§ **Exercise description**
Return all of the data exactly as written, without the pictures.
-- BEGIN Record list --
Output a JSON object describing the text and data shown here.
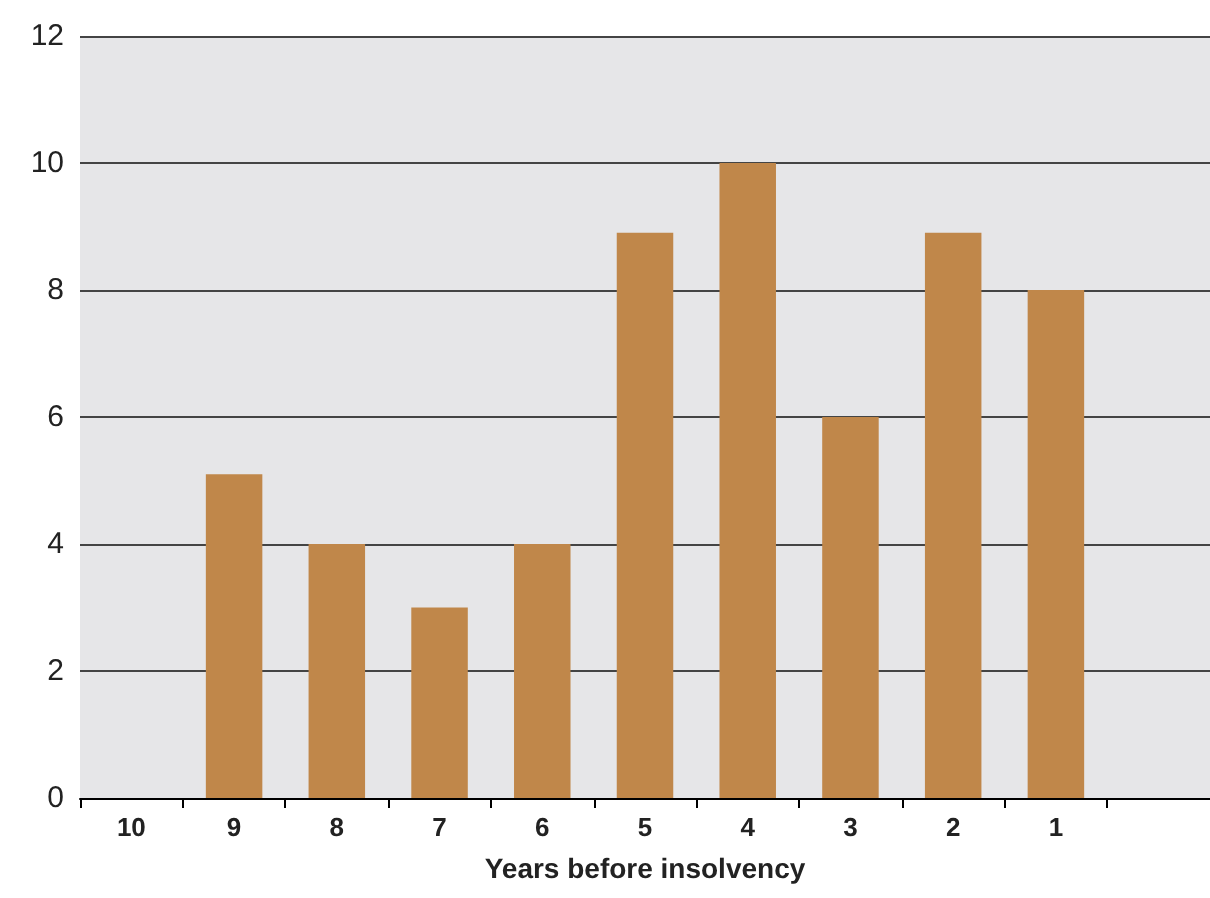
{
  "chart_data": {
    "type": "bar",
    "xlabel": "Years before insolvency",
    "categories": [
      "10",
      "9",
      "8",
      "7",
      "6",
      "5",
      "4",
      "3",
      "2",
      "1",
      null
    ],
    "values": [
      0,
      5.1,
      4,
      3,
      4,
      8.9,
      10,
      6,
      8.9,
      8,
      null
    ],
    "color": "#c0874a",
    "ylim": [
      0,
      12
    ],
    "yticks": [
      0,
      2,
      4,
      6,
      8,
      10,
      12
    ],
    "grid": "y"
  }
}
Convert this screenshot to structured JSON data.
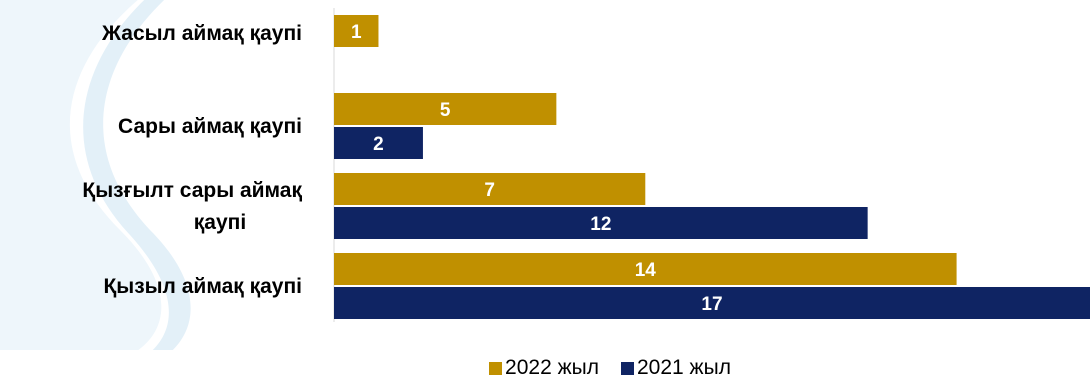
{
  "chart_data": {
    "type": "bar",
    "orientation": "horizontal",
    "categories": [
      "Жасыл аймақ қаупі",
      "Сары аймақ қаупі",
      "Қызғылт сары аймақ қаупі",
      "Қызыл аймақ қаупі"
    ],
    "category_lines": [
      [
        "Жасыл аймақ қаупі"
      ],
      [
        "Сары аймақ қаупі"
      ],
      [
        "Қызғылт сары аймақ",
        "қаупі"
      ],
      [
        "Қызыл аймақ қаупі"
      ]
    ],
    "series": [
      {
        "name": "2022 жыл",
        "color": "#C09000",
        "values": [
          1,
          5,
          7,
          14
        ]
      },
      {
        "name": "2021 жыл",
        "color": "#0F2463",
        "values": [
          null,
          2,
          12,
          17
        ]
      }
    ],
    "xlim": [
      0,
      17
    ],
    "grid": false,
    "legend_position": "bottom",
    "data_labels": true
  },
  "legend": {
    "items": [
      {
        "label": "2022 жыл",
        "color": "#C09000"
      },
      {
        "label": "2021 жыл",
        "color": "#0F2463"
      }
    ]
  }
}
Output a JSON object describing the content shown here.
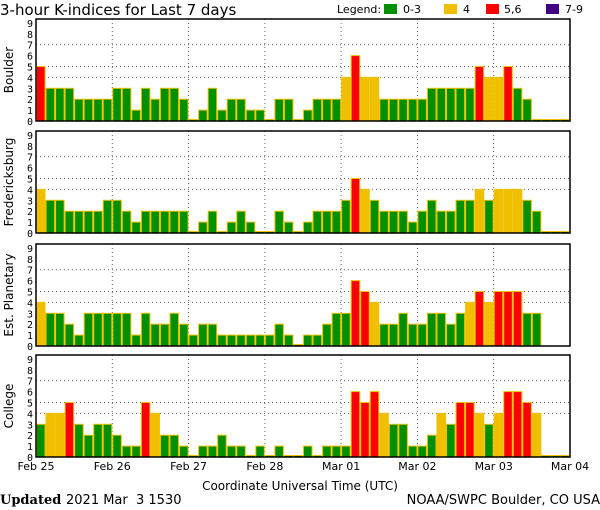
{
  "chart_data": {
    "type": "bar",
    "title": "3-hour K-indices for Last 7 days",
    "xlabel": "Coordinate Universal Time (UTC)",
    "ylim": [
      0,
      9
    ],
    "yticks": [
      "0",
      "1",
      "2",
      "3",
      "4",
      "5",
      "6",
      "7",
      "8",
      "9"
    ],
    "x_ticks": [
      "Feb 25",
      "Feb 26",
      "Feb 27",
      "Feb 28",
      "Mar 01",
      "Mar 02",
      "Mar 03",
      "Mar 04"
    ],
    "bars_per_day": 8,
    "legend": {
      "label": "Legend:",
      "items": [
        {
          "label": "0-3",
          "color": "#009000"
        },
        {
          "label": "4",
          "color": "#f0c000"
        },
        {
          "label": "5,6",
          "color": "#ff0000"
        },
        {
          "label": "7-9",
          "color": "#400080"
        }
      ]
    },
    "panels": [
      {
        "name": "Boulder",
        "values": [
          5,
          3,
          3,
          3,
          2,
          2,
          2,
          2,
          3,
          3,
          1,
          3,
          2,
          3,
          3,
          2,
          0,
          1,
          3,
          1,
          2,
          2,
          1,
          1,
          0,
          2,
          2,
          0,
          1,
          2,
          2,
          2,
          4,
          6,
          4,
          4,
          2,
          2,
          2,
          2,
          2,
          3,
          3,
          3,
          3,
          3,
          5,
          4,
          4,
          5,
          3,
          2,
          0,
          0,
          0,
          0
        ]
      },
      {
        "name": "Fredericksburg",
        "values": [
          4,
          3,
          3,
          2,
          2,
          2,
          2,
          3,
          3,
          2,
          1,
          2,
          2,
          2,
          2,
          2,
          0,
          1,
          2,
          0,
          1,
          2,
          1,
          0,
          0,
          2,
          1,
          0,
          1,
          2,
          2,
          2,
          3,
          5,
          4,
          3,
          2,
          2,
          2,
          1,
          2,
          3,
          2,
          2,
          3,
          3,
          4,
          3,
          4,
          4,
          4,
          3,
          2,
          0,
          0,
          0
        ]
      },
      {
        "name": "Est. Planetary",
        "values": [
          4,
          3,
          3,
          2,
          1,
          3,
          3,
          3,
          3,
          3,
          1,
          3,
          2,
          2,
          3,
          2,
          1,
          2,
          2,
          1,
          1,
          1,
          1,
          1,
          1,
          2,
          1,
          0,
          1,
          1,
          2,
          3,
          3,
          6,
          5,
          4,
          2,
          2,
          3,
          2,
          2,
          3,
          3,
          2,
          3,
          4,
          5,
          4,
          5,
          5,
          5,
          3,
          3,
          null,
          null,
          null
        ]
      },
      {
        "name": "College",
        "values": [
          3,
          4,
          4,
          5,
          3,
          2,
          3,
          3,
          2,
          1,
          1,
          5,
          4,
          2,
          2,
          1,
          0,
          1,
          1,
          2,
          1,
          1,
          0,
          1,
          0,
          1,
          0,
          0,
          1,
          0,
          1,
          1,
          1,
          6,
          5,
          6,
          4,
          3,
          3,
          1,
          1,
          2,
          4,
          3,
          5,
          5,
          4,
          3,
          4,
          6,
          6,
          5,
          4,
          0,
          0,
          0
        ]
      }
    ]
  },
  "footer": {
    "updated_label": "Updated",
    "updated_value": "2021 Mar  3 1530",
    "credit": "NOAA/SWPC Boulder, CO USA"
  }
}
-- END Record list --
§ **Solution for this problem**
Output a JSON object describing the text and data shown here.
{
  "chart_data": {
    "type": "bar",
    "xlabel": "Years before insolvency",
    "categories": [
      "10",
      "9",
      "8",
      "7",
      "6",
      "5",
      "4",
      "3",
      "2",
      "1",
      null
    ],
    "values": [
      0,
      5.1,
      4,
      3,
      4,
      8.9,
      10,
      6,
      8.9,
      8,
      null
    ],
    "color": "#c0874a",
    "ylim": [
      0,
      12
    ],
    "yticks": [
      0,
      2,
      4,
      6,
      8,
      10,
      12
    ],
    "grid": "y"
  }
}
Convert this screenshot to structured JSON data.
{
  "chart_data": {
    "type": "bar",
    "orientation": "horizontal",
    "categories": [
      "Жасыл аймақ қаупі",
      "Сары аймақ қаупі",
      "Қызғылт сары аймақ қаупі",
      "Қызыл аймақ қаупі"
    ],
    "category_lines": [
      [
        "Жасыл аймақ қаупі"
      ],
      [
        "Сары аймақ қаупі"
      ],
      [
        "Қызғылт сары аймақ",
        "қаупі"
      ],
      [
        "Қызыл аймақ қаупі"
      ]
    ],
    "series": [
      {
        "name": "2022 жыл",
        "color": "#C09000",
        "values": [
          1,
          5,
          7,
          14
        ]
      },
      {
        "name": "2021 жыл",
        "color": "#0F2463",
        "values": [
          null,
          2,
          12,
          17
        ]
      }
    ],
    "xlim": [
      0,
      17
    ],
    "grid": false,
    "legend_position": "bottom",
    "data_labels": true
  },
  "legend": {
    "items": [
      {
        "label": "2022 жыл",
        "color": "#C09000"
      },
      {
        "label": "2021 жыл",
        "color": "#0F2463"
      }
    ]
  }
}
Output a JSON object describing the content shown here.
{
  "chart_data": {
    "type": "bar",
    "title": "3-hour K-indices for Last 7 days",
    "xlabel": "Coordinate Universal Time (UTC)",
    "ylim": [
      0,
      9
    ],
    "yticks": [
      "0",
      "1",
      "2",
      "3",
      "4",
      "5",
      "6",
      "7",
      "8",
      "9"
    ],
    "x_ticks": [
      "Feb 25",
      "Feb 26",
      "Feb 27",
      "Feb 28",
      "Mar 01",
      "Mar 02",
      "Mar 03",
      "Mar 04"
    ],
    "bars_per_day": 8,
    "legend": {
      "label": "Legend:",
      "items": [
        {
          "label": "0-3",
          "color": "#009000"
        },
        {
          "label": "4",
          "color": "#f0c000"
        },
        {
          "label": "5,6",
          "color": "#ff0000"
        },
        {
          "label": "7-9",
          "color": "#400080"
        }
      ]
    },
    "panels": [
      {
        "name": "Boulder",
        "values": [
          5,
          3,
          3,
          3,
          2,
          2,
          2,
          2,
          3,
          3,
          1,
          3,
          2,
          3,
          3,
          2,
          0,
          1,
          3,
          1,
          2,
          2,
          1,
          1,
          0,
          2,
          2,
          0,
          1,
          2,
          2,
          2,
          4,
          6,
          4,
          4,
          2,
          2,
          2,
          2,
          2,
          3,
          3,
          3,
          3,
          3,
          5,
          4,
          4,
          5,
          3,
          2,
          0,
          0,
          0,
          0
        ]
      },
      {
        "name": "Fredericksburg",
        "values": [
          4,
          3,
          3,
          2,
          2,
          2,
          2,
          3,
          3,
          2,
          1,
          2,
          2,
          2,
          2,
          2,
          0,
          1,
          2,
          0,
          1,
          2,
          1,
          0,
          0,
          2,
          1,
          0,
          1,
          2,
          2,
          2,
          3,
          5,
          4,
          3,
          2,
          2,
          2,
          1,
          2,
          3,
          2,
          2,
          3,
          3,
          4,
          3,
          4,
          4,
          4,
          3,
          2,
          0,
          0,
          0
        ]
      },
      {
        "name": "Est. Planetary",
        "values": [
          4,
          3,
          3,
          2,
          1,
          3,
          3,
          3,
          3,
          3,
          1,
          3,
          2,
          2,
          3,
          2,
          1,
          2,
          2,
          1,
          1,
          1,
          1,
          1,
          1,
          2,
          1,
          0,
          1,
          1,
          2,
          3,
          3,
          6,
          5,
          4,
          2,
          2,
          3,
          2,
          2,
          3,
          3,
          2,
          3,
          4,
          5,
          4,
          5,
          5,
          5,
          3,
          3,
          null,
          null,
          null
        ]
      },
      {
        "name": "College",
        "values": [
          3,
          4,
          4,
          5,
          3,
          2,
          3,
          3,
          2,
          1,
          1,
          5,
          4,
          2,
          2,
          1,
          0,
          1,
          1,
          2,
          1,
          1,
          0,
          1,
          0,
          1,
          0,
          0,
          1,
          0,
          1,
          1,
          1,
          6,
          5,
          6,
          4,
          3,
          3,
          1,
          1,
          2,
          4,
          3,
          5,
          5,
          4,
          3,
          4,
          6,
          6,
          5,
          4,
          0,
          0,
          0
        ]
      }
    ]
  },
  "footer": {
    "updated_label": "Updated",
    "updated_value": "2021 Mar  3 1530",
    "credit": "NOAA/SWPC Boulder, CO USA"
  }
}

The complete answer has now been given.